Opinión

Entre telarañas, eslabones y pataleos

por Luis Tarullo

Pueden cambiar gobiernos y dirigencias, pero hay cuestiones para cuyo abordaje la falta de ideas y de originalidad suelen ser un signo común.

Y el atajo por los senderos más fáciles -y por qué no más débiles- es la tentación para encarar supuestas soluciones para problemas crónicos.

En los últimos días empezaron a surgir versiones sobre algunos planes, con anuencia de algunos sectores a los que el gobierno les prestaría el oído, para sondear una nueva vuelta de tuerca en materia de flexibilidad laboral.

Porque aunque se intente enmascararlo en una cuestión como el supuestamente elevado costo de la mano de obra (de eso se está hablando) y de su incidencia en la competitividad con respecto a otros países, en el fondo se trata de renovar la discusión también sobre otros puntos inherentes a la contratación.

+===+

● **TAREAS DEL EJERCICIO**
a) Transcribe sin cambios el fragmento de la columna de opinión que va desde "Entre telarañas, eslabones" hasta "a la contratación.", ambos incluidos.
b) Por favor, resume en una sola oración el párrafo de la columna de opinión que empieza con "En los últimos días empezaron a surgir versiones" y conserva sus datos principales.
c) Enumera los sustantivos que aparecen en el título de la columna de opinión.

+===+

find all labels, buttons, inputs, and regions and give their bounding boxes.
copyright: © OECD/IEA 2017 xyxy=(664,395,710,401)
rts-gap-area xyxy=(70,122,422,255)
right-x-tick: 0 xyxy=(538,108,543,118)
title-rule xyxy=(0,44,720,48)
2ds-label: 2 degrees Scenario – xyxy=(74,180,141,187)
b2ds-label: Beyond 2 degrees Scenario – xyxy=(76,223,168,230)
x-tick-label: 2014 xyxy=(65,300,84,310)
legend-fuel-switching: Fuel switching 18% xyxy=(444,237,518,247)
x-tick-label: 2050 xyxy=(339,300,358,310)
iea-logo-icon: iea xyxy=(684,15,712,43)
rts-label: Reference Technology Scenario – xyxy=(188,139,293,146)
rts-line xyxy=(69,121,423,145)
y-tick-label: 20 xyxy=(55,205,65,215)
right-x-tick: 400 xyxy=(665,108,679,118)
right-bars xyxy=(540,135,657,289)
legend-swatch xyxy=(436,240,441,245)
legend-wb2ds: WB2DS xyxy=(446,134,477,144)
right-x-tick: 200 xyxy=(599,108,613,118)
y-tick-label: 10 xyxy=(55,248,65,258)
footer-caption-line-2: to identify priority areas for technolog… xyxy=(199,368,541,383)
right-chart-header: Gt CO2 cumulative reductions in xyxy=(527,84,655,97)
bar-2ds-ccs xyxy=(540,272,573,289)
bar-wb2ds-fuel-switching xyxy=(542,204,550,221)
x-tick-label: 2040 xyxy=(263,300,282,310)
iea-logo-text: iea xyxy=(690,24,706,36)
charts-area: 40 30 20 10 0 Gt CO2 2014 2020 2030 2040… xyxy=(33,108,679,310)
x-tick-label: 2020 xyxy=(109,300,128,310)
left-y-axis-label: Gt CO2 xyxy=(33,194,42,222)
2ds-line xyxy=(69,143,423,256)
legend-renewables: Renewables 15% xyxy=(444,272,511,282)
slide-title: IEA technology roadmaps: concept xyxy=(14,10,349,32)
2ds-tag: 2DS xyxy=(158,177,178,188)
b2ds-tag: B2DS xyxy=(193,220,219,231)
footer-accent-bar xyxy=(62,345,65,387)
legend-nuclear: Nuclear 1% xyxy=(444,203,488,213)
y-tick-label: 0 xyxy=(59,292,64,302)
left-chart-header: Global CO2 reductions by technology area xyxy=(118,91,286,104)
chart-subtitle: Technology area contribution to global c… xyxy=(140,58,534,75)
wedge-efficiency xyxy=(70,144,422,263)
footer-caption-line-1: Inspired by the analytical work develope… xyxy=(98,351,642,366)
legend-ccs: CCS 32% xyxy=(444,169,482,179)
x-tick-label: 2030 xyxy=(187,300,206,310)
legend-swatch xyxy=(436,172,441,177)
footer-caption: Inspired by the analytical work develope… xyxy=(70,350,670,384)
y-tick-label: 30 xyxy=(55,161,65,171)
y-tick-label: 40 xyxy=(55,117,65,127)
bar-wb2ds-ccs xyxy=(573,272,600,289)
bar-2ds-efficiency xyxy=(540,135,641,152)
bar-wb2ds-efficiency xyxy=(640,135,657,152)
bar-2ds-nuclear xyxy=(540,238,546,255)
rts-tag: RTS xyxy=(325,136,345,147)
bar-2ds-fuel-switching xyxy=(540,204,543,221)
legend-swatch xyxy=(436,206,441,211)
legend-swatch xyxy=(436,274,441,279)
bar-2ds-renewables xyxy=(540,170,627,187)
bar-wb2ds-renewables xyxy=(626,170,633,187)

+===+

● **SOLUCIONES POR TAREA**
a)
Entre telarañas, eslabones y pataleos

por Luis Tarullo

Pueden cambiar gobiernos y dirigencias, pero hay cuestiones para cuyo abordaje la falta de ideas y de originalidad suelen ser un signo común.

Y el atajo por los senderos más fáciles -y por qué no más débiles- es la tentación para encarar supuestas soluciones para problemas crónicos.

En los últimos días empezaron a surgir versiones sobre algunos planes, con anuencia de algunos sectores a los que el gobierno les prestaría el oído, para sondear una nueva vuelta de tuerca en materia de flexibilidad laboral.

Porque aunque se intente enmascararlo en una cuestión como el supuestamente elevado costo de la mano de obra (de eso se está hablando) y de su incidencia en la competitividad con respecto a otros países, en el fondo se trata de renovar la discusión también sobre otros puntos inherentes a la contratación.

b) Recientemente surgieron versiones sobre planes, avalados por sectores a los que el gobierno escucharía, para sondear una nueva vuelta de tuerca en flexibilidad laboral.

c) telarañas, eslabones, pataleos